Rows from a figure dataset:

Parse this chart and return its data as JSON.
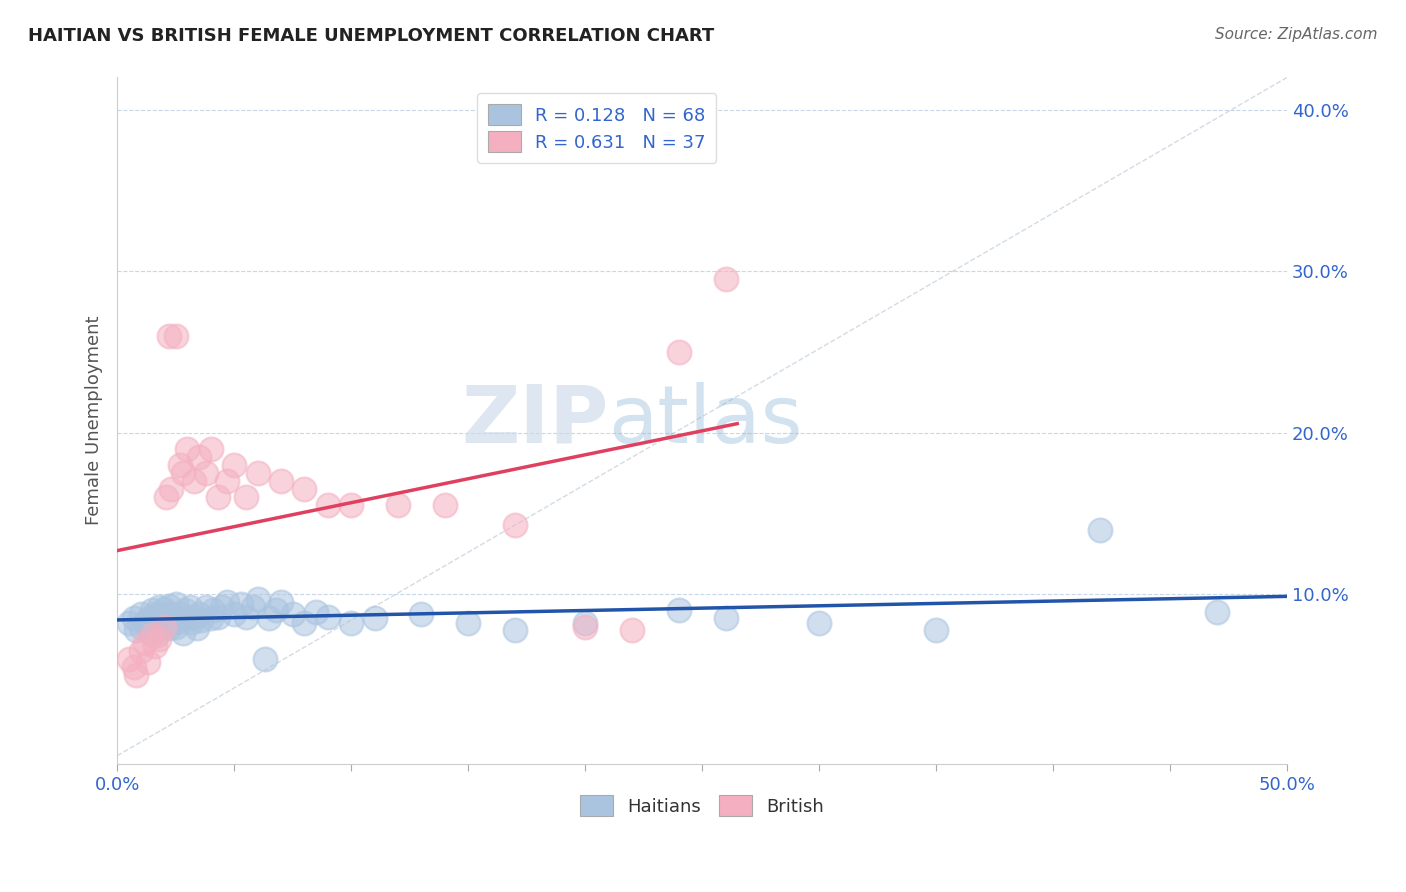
{
  "title": "HAITIAN VS BRITISH FEMALE UNEMPLOYMENT CORRELATION CHART",
  "source_text": "Source: ZipAtlas.com",
  "ylabel": "Female Unemployment",
  "xlim": [
    0.0,
    0.5
  ],
  "ylim": [
    -0.005,
    0.42
  ],
  "ytick_positions": [
    0.1,
    0.2,
    0.3,
    0.4
  ],
  "ytick_labels": [
    "10.0%",
    "20.0%",
    "30.0%",
    "40.0%"
  ],
  "haitian_R": 0.128,
  "haitian_N": 68,
  "british_R": 0.631,
  "british_N": 37,
  "haitian_color": "#aac4e0",
  "british_color": "#f4b0c0",
  "haitian_line_color": "#2255aa",
  "british_line_color": "#e04060",
  "ref_line_color": "#c0ccd8",
  "watermark_zip": "ZIP",
  "watermark_atlas": "atlas",
  "haitian_x": [
    0.005,
    0.007,
    0.008,
    0.01,
    0.01,
    0.012,
    0.013,
    0.014,
    0.015,
    0.015,
    0.016,
    0.016,
    0.017,
    0.018,
    0.018,
    0.019,
    0.02,
    0.02,
    0.021,
    0.022,
    0.022,
    0.023,
    0.023,
    0.024,
    0.025,
    0.025,
    0.026,
    0.027,
    0.028,
    0.029,
    0.03,
    0.031,
    0.032,
    0.033,
    0.034,
    0.035,
    0.036,
    0.038,
    0.04,
    0.041,
    0.043,
    0.045,
    0.047,
    0.05,
    0.053,
    0.055,
    0.058,
    0.06,
    0.063,
    0.065,
    0.068,
    0.07,
    0.075,
    0.08,
    0.085,
    0.09,
    0.1,
    0.11,
    0.13,
    0.15,
    0.17,
    0.2,
    0.24,
    0.26,
    0.3,
    0.35,
    0.42,
    0.47
  ],
  "haitian_y": [
    0.082,
    0.085,
    0.078,
    0.08,
    0.088,
    0.083,
    0.079,
    0.086,
    0.076,
    0.09,
    0.082,
    0.088,
    0.075,
    0.087,
    0.092,
    0.08,
    0.083,
    0.091,
    0.085,
    0.079,
    0.093,
    0.082,
    0.088,
    0.086,
    0.08,
    0.094,
    0.083,
    0.088,
    0.076,
    0.09,
    0.085,
    0.092,
    0.083,
    0.086,
    0.079,
    0.088,
    0.084,
    0.092,
    0.085,
    0.09,
    0.086,
    0.092,
    0.095,
    0.088,
    0.094,
    0.086,
    0.092,
    0.097,
    0.06,
    0.085,
    0.09,
    0.095,
    0.088,
    0.082,
    0.089,
    0.086,
    0.082,
    0.085,
    0.088,
    0.082,
    0.078,
    0.082,
    0.09,
    0.085,
    0.082,
    0.078,
    0.14,
    0.089
  ],
  "british_x": [
    0.005,
    0.007,
    0.008,
    0.01,
    0.012,
    0.013,
    0.015,
    0.016,
    0.018,
    0.02,
    0.021,
    0.022,
    0.023,
    0.025,
    0.027,
    0.028,
    0.03,
    0.033,
    0.035,
    0.038,
    0.04,
    0.043,
    0.047,
    0.05,
    0.055,
    0.06,
    0.07,
    0.08,
    0.09,
    0.1,
    0.12,
    0.14,
    0.17,
    0.2,
    0.22,
    0.24,
    0.26
  ],
  "british_y": [
    0.06,
    0.055,
    0.05,
    0.065,
    0.07,
    0.058,
    0.075,
    0.068,
    0.072,
    0.08,
    0.16,
    0.26,
    0.165,
    0.26,
    0.18,
    0.175,
    0.19,
    0.17,
    0.185,
    0.175,
    0.19,
    0.16,
    0.17,
    0.18,
    0.16,
    0.175,
    0.17,
    0.165,
    0.155,
    0.155,
    0.155,
    0.155,
    0.143,
    0.08,
    0.078,
    0.25,
    0.295
  ]
}
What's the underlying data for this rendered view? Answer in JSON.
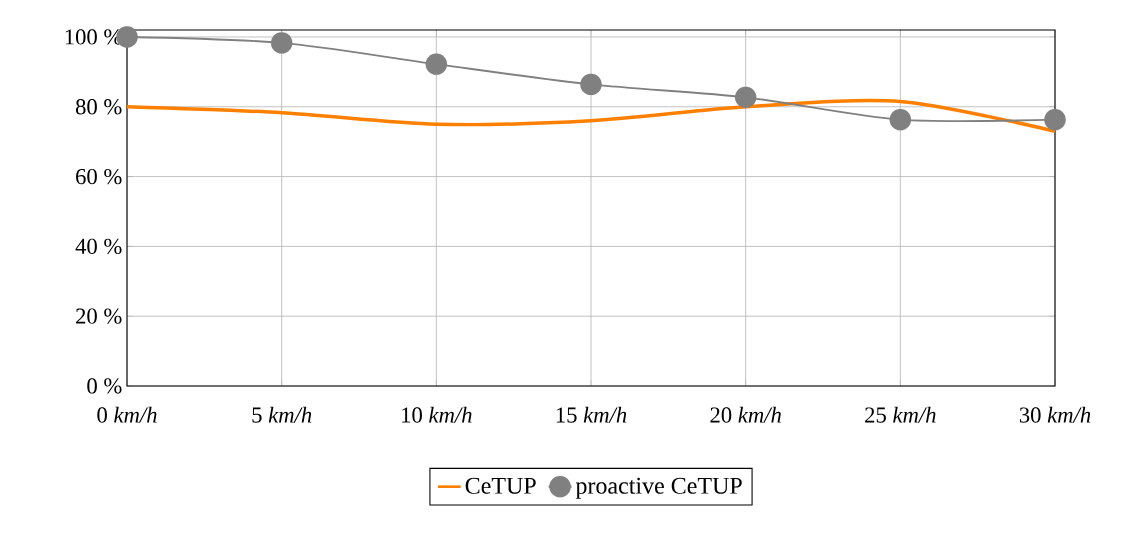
{
  "chart_data": {
    "type": "line",
    "x": [
      0,
      5,
      10,
      15,
      20,
      25,
      30
    ],
    "series": [
      {
        "name": "CeTUP",
        "color": "#ff8000",
        "marker": "none",
        "values": [
          80,
          78.3,
          75,
          76,
          80,
          81.5,
          73
        ]
      },
      {
        "name": "proactive CeTUP",
        "color": "#808080",
        "marker": "circle",
        "values": [
          100,
          98.3,
          92.2,
          86.4,
          82.7,
          76.3,
          76.3
        ]
      }
    ],
    "xlim": [
      0,
      30
    ],
    "xticks": [
      {
        "value": 0,
        "label": "0 *km/h*"
      },
      {
        "value": 5,
        "label": "5 *km/h*"
      },
      {
        "value": 10,
        "label": "10 *km/h*"
      },
      {
        "value": 15,
        "label": "15 *km/h*"
      },
      {
        "value": 20,
        "label": "20 *km/h*"
      },
      {
        "value": 25,
        "label": "25 *km/h*"
      },
      {
        "value": 30,
        "label": "30 *km/h*"
      }
    ],
    "ylim": [
      0,
      102
    ],
    "yticks": [
      {
        "value": 0,
        "label": "0 %"
      },
      {
        "value": 20,
        "label": "20 %"
      },
      {
        "value": 40,
        "label": "40 %"
      },
      {
        "value": 60,
        "label": "60 %"
      },
      {
        "value": 80,
        "label": "80 %"
      },
      {
        "value": 100,
        "label": "100 %"
      }
    ],
    "grid": true,
    "legend": "bottom"
  }
}
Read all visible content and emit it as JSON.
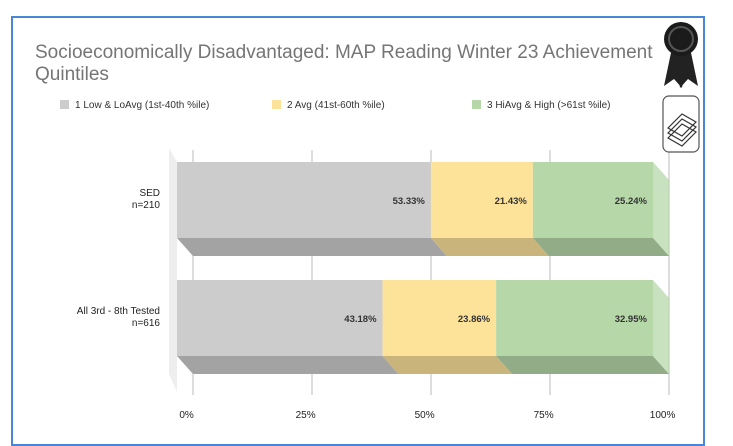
{
  "chart_data": {
    "type": "bar",
    "stacked": true,
    "orientation": "horizontal",
    "three_d": true,
    "title": "Socioeconomically Disadvantaged: MAP Reading Winter 23 Achievement Quintiles",
    "categories": [
      {
        "label": "SED",
        "sublabel": "n=210"
      },
      {
        "label": "All 3rd - 8th Tested",
        "sublabel": "n=616"
      }
    ],
    "series": [
      {
        "name": "1 Low & LoAvg (1st-40th %ile)",
        "color": "#cccccc",
        "shade": "#a3a3a3",
        "values": [
          53.33,
          43.18
        ],
        "labels": [
          "53.33%",
          "43.18%"
        ]
      },
      {
        "name": "2 Avg (41st-60th %ile)",
        "color": "#fde39a",
        "shade": "#c9b57b",
        "values": [
          21.43,
          23.86
        ],
        "labels": [
          "21.43%",
          "23.86%"
        ]
      },
      {
        "name": "3 HiAvg & High (>61st %ile)",
        "color": "#b6d7a8",
        "shade": "#91ac86",
        "values": [
          25.24,
          32.95
        ],
        "labels": [
          "25.24%",
          "32.95%"
        ]
      }
    ],
    "x_ticks": [
      "0%",
      "25%",
      "50%",
      "75%",
      "100%"
    ],
    "xlim": [
      0,
      100
    ],
    "legend_position": "top",
    "grid": true
  },
  "badges": {
    "award_icon": "award-ribbon-icon",
    "chart_type_icon": "3d-chart-icon"
  }
}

[Work instructions] Using the records given above, list every line that includes the word "JSON".

[The response]
Parse this chart and return its data as JSON.
What's the underlying data for this rendered view? Answer in JSON.
Read all visible content and emit it as JSON.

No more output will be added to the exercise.